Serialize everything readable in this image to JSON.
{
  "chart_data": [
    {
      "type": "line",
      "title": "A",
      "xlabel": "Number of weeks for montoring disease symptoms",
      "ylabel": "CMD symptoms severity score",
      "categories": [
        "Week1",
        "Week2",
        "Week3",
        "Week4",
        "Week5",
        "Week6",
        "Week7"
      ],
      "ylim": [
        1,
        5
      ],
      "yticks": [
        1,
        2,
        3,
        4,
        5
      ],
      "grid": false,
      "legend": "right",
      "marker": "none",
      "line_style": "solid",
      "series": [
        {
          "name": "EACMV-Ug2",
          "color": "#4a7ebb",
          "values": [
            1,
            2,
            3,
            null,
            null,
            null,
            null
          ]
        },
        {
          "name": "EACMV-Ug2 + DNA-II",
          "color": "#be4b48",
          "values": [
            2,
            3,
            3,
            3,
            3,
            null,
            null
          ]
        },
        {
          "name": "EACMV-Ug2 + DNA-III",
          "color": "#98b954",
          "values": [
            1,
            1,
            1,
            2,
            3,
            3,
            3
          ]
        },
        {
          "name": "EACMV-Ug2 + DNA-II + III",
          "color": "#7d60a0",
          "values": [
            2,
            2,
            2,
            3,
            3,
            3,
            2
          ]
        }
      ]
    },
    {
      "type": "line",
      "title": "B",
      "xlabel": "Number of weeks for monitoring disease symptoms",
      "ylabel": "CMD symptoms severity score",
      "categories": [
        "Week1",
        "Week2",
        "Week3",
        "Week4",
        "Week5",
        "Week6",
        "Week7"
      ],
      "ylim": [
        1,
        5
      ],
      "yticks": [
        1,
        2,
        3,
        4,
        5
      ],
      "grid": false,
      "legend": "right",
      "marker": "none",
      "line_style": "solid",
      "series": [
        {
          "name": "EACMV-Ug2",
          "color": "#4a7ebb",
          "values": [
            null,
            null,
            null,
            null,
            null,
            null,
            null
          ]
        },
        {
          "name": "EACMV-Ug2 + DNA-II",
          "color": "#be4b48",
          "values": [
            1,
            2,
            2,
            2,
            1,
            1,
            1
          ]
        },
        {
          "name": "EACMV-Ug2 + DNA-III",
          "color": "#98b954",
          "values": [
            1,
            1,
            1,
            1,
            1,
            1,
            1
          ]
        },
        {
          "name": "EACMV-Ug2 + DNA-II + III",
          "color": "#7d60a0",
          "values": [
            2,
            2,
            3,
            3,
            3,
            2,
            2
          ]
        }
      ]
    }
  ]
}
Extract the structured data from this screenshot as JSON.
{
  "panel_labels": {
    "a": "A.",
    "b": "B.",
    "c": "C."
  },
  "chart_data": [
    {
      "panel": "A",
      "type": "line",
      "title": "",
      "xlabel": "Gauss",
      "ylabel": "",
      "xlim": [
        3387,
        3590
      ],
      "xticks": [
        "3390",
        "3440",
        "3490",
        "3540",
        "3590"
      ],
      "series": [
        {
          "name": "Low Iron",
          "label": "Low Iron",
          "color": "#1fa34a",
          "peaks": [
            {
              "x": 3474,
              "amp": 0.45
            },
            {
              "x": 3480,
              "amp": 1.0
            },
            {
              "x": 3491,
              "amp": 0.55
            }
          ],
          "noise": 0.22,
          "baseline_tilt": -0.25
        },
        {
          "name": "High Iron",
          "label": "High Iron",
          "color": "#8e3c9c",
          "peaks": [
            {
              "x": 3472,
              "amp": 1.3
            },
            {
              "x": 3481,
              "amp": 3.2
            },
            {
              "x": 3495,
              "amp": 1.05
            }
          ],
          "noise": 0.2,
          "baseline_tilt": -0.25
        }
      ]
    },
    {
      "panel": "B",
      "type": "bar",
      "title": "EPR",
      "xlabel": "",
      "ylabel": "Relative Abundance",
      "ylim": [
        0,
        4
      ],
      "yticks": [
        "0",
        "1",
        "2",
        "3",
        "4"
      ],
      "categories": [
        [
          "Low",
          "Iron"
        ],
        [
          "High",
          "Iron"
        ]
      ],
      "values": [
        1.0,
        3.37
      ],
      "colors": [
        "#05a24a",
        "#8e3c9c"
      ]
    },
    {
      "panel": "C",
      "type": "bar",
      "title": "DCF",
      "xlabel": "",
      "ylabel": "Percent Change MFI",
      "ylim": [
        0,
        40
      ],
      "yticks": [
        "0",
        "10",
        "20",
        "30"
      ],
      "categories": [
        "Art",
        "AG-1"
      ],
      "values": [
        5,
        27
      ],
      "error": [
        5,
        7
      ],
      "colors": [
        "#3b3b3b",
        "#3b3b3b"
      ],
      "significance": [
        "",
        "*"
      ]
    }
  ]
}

▶ Directions
Look over the listing above. Pick out and copy every line that includes "disease".

▶ The completed task
      "xlabel": "Number of weeks for montoring disease symptoms",
      "xlabel": "Number of weeks for monitoring disease symptoms",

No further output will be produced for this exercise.